GIVEN PROBLEM
Every entry below must be repeated exactly; skip the pictures.

TASK DATA
════════════════

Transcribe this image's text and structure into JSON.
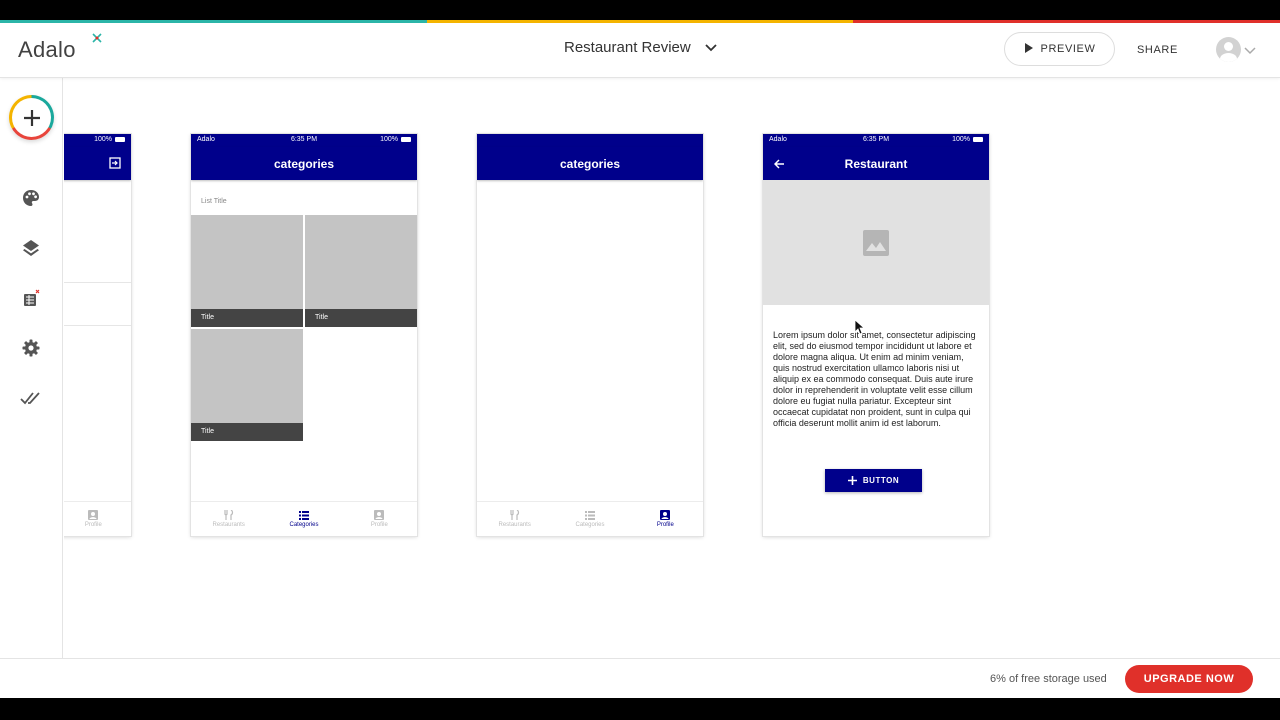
{
  "brand": {
    "logo_text": "Adalo",
    "strip_colors": [
      "#2bb5a8",
      "#f4b400",
      "#e0302a"
    ]
  },
  "header": {
    "project_title": "Restaurant Review",
    "preview_label": "PREVIEW",
    "share_label": "SHARE"
  },
  "sidebar": {
    "items": [
      {
        "name": "add-component",
        "icon": "plus-icon"
      },
      {
        "name": "branding",
        "icon": "palette-icon"
      },
      {
        "name": "screens-layers",
        "icon": "layers-icon"
      },
      {
        "name": "database",
        "icon": "database-icon"
      },
      {
        "name": "settings",
        "icon": "gear-icon"
      },
      {
        "name": "publish",
        "icon": "double-check-icon"
      }
    ]
  },
  "screens": {
    "partial": {
      "battery": "100%"
    },
    "categories_list": {
      "carrier": "Adalo",
      "time": "6:35 PM",
      "battery": "100%",
      "title": "categories",
      "list_title": "List Title",
      "tiles": [
        "Title",
        "Title",
        "Title"
      ]
    },
    "categories_empty": {
      "title": "categories"
    },
    "restaurant": {
      "carrier": "Adalo",
      "time": "6:35 PM",
      "battery": "100%",
      "title": "Restaurant",
      "paragraph": "Lorem ipsum dolor sit amet, consectetur adipiscing elit, sed do eiusmod tempor incididunt ut labore et dolore magna aliqua. Ut enim ad minim veniam, quis nostrud exercitation ullamco laboris nisi ut aliquip ex ea commodo consequat. Duis aute irure dolor in reprehenderit in voluptate velit esse cillum dolore eu fugiat nulla pariatur. Excepteur sint occaecat cupidatat non proident, sunt in culpa qui officia deserunt mollit anim id est laborum.",
      "button_label": "BUTTON"
    }
  },
  "tabs": {
    "restaurants": "Restaurants",
    "categories": "Categories",
    "profile": "Profile"
  },
  "footer": {
    "storage_text": "6% of free storage used",
    "upgrade_label": "UPGRADE NOW"
  },
  "colors": {
    "app_bar": "#00008b",
    "upgrade": "#e0302a"
  }
}
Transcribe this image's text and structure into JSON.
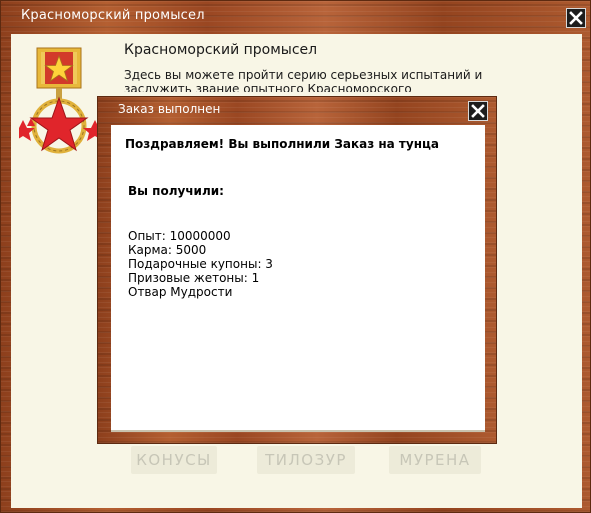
{
  "outer_window": {
    "title": "Красноморский промысел",
    "heading": "Красноморский промысел",
    "description": "Здесь вы можете пройти серию серьезных испытаний и заслужить звание опытного Красноморского",
    "close_icon": "close-icon",
    "medal_icon": "medal-star-icon",
    "tabs": [
      "КОНУСЫ",
      "ТИЛОЗУР",
      "МУРЕНА"
    ]
  },
  "dialog": {
    "title": "Заказ выполнен",
    "close_icon": "close-icon",
    "congrats": "Поздравляем! Вы выполнили Заказ на тунца",
    "received_heading": "Вы получили:",
    "rewards": [
      "Опыт: 10000000",
      "Карма: 5000",
      "Подарочные купоны: 3",
      "Призовые жетоны: 1",
      "Отвар Мудрости"
    ]
  },
  "colors": {
    "wood": "#a4522a",
    "panel": "#f8f6e6",
    "title_text": "#ffffff",
    "medal_red": "#e0252b",
    "medal_gold": "#e8b83a"
  }
}
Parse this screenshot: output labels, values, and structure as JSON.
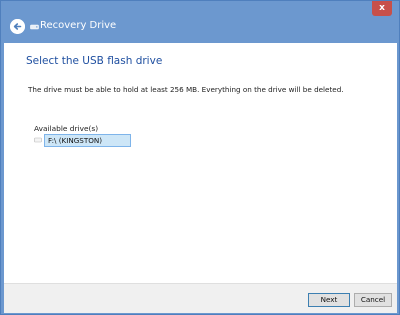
{
  "window": {
    "title": "Recovery Drive",
    "close_glyph": "x"
  },
  "page": {
    "heading": "Select the USB flash drive",
    "description": "The drive must be able to hold at least 256 MB. Everything on the drive will be deleted.",
    "available_label": "Available drive(s)",
    "drives": [
      {
        "label": "F:\\ (KINGSTON)",
        "selected": true
      }
    ]
  },
  "footer": {
    "next_label": "Next",
    "cancel_label": "Cancel"
  },
  "icons": {
    "back": "back-arrow-icon",
    "title_drive": "drive-icon",
    "close": "close-icon",
    "drive_item": "usb-drive-icon"
  },
  "colors": {
    "titlebar": "#6c98cf",
    "heading": "#1f4fa0",
    "close_button": "#c7504a",
    "selection_fill": "#cde6f7",
    "selection_border": "#7eb4ea"
  }
}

════════════════

OUTPUT OF THE EXERCISE
Transcribe this image's text and structure into JSON.
{
  "brand": {
    "logo_text": "Adalo",
    "strip_colors": [
      "#2bb5a8",
      "#f4b400",
      "#e0302a"
    ]
  },
  "header": {
    "project_title": "Restaurant Review",
    "preview_label": "PREVIEW",
    "share_label": "SHARE"
  },
  "sidebar": {
    "items": [
      {
        "name": "add-component",
        "icon": "plus-icon"
      },
      {
        "name": "branding",
        "icon": "palette-icon"
      },
      {
        "name": "screens-layers",
        "icon": "layers-icon"
      },
      {
        "name": "database",
        "icon": "database-icon"
      },
      {
        "name": "settings",
        "icon": "gear-icon"
      },
      {
        "name": "publish",
        "icon": "double-check-icon"
      }
    ]
  },
  "screens": {
    "partial": {
      "battery": "100%"
    },
    "categories_list": {
      "carrier": "Adalo",
      "time": "6:35 PM",
      "battery": "100%",
      "title": "categories",
      "list_title": "List Title",
      "tiles": [
        "Title",
        "Title",
        "Title"
      ]
    },
    "categories_empty": {
      "title": "categories"
    },
    "restaurant": {
      "carrier": "Adalo",
      "time": "6:35 PM",
      "battery": "100%",
      "title": "Restaurant",
      "paragraph": "Lorem ipsum dolor sit amet, consectetur adipiscing elit, sed do eiusmod tempor incididunt ut labore et dolore magna aliqua. Ut enim ad minim veniam, quis nostrud exercitation ullamco laboris nisi ut aliquip ex ea commodo consequat. Duis aute irure dolor in reprehenderit in voluptate velit esse cillum dolore eu fugiat nulla pariatur. Excepteur sint occaecat cupidatat non proident, sunt in culpa qui officia deserunt mollit anim id est laborum.",
      "button_label": "BUTTON"
    }
  },
  "tabs": {
    "restaurants": "Restaurants",
    "categories": "Categories",
    "profile": "Profile"
  },
  "footer": {
    "storage_text": "6% of free storage used",
    "upgrade_label": "UPGRADE NOW"
  },
  "colors": {
    "app_bar": "#00008b",
    "upgrade": "#e0302a"
  }
}
Transcribe this image's text and structure into JSON.
{
  "outer_window": {
    "title": "Красноморский промысел",
    "heading": "Красноморский промысел",
    "description": "Здесь вы можете пройти серию серьезных испытаний и заслужить звание опытного Красноморского",
    "close_icon": "close-icon",
    "medal_icon": "medal-star-icon",
    "tabs": [
      "КОНУСЫ",
      "ТИЛОЗУР",
      "МУРЕНА"
    ]
  },
  "dialog": {
    "title": "Заказ выполнен",
    "close_icon": "close-icon",
    "congrats": "Поздравляем! Вы выполнили Заказ на тунца",
    "received_heading": "Вы получили:",
    "rewards": [
      "Опыт: 10000000",
      "Карма: 5000",
      "Подарочные купоны: 3",
      "Призовые жетоны: 1",
      "Отвар Мудрости"
    ]
  },
  "colors": {
    "wood": "#a4522a",
    "panel": "#f8f6e6",
    "title_text": "#ffffff",
    "medal_red": "#e0252b",
    "medal_gold": "#e8b83a"
  }
}
Parse this screenshot: output labels, values, and structure as JSON.
{
  "window": {
    "title": "Recovery Drive",
    "close_glyph": "x"
  },
  "page": {
    "heading": "Select the USB flash drive",
    "description": "The drive must be able to hold at least 256 MB. Everything on the drive will be deleted.",
    "available_label": "Available drive(s)",
    "drives": [
      {
        "label": "F:\\ (KINGSTON)",
        "selected": true
      }
    ]
  },
  "footer": {
    "next_label": "Next",
    "cancel_label": "Cancel"
  },
  "icons": {
    "back": "back-arrow-icon",
    "title_drive": "drive-icon",
    "close": "close-icon",
    "drive_item": "usb-drive-icon"
  },
  "colors": {
    "titlebar": "#6c98cf",
    "heading": "#1f4fa0",
    "close_button": "#c7504a",
    "selection_fill": "#cde6f7",
    "selection_border": "#7eb4ea"
  }
}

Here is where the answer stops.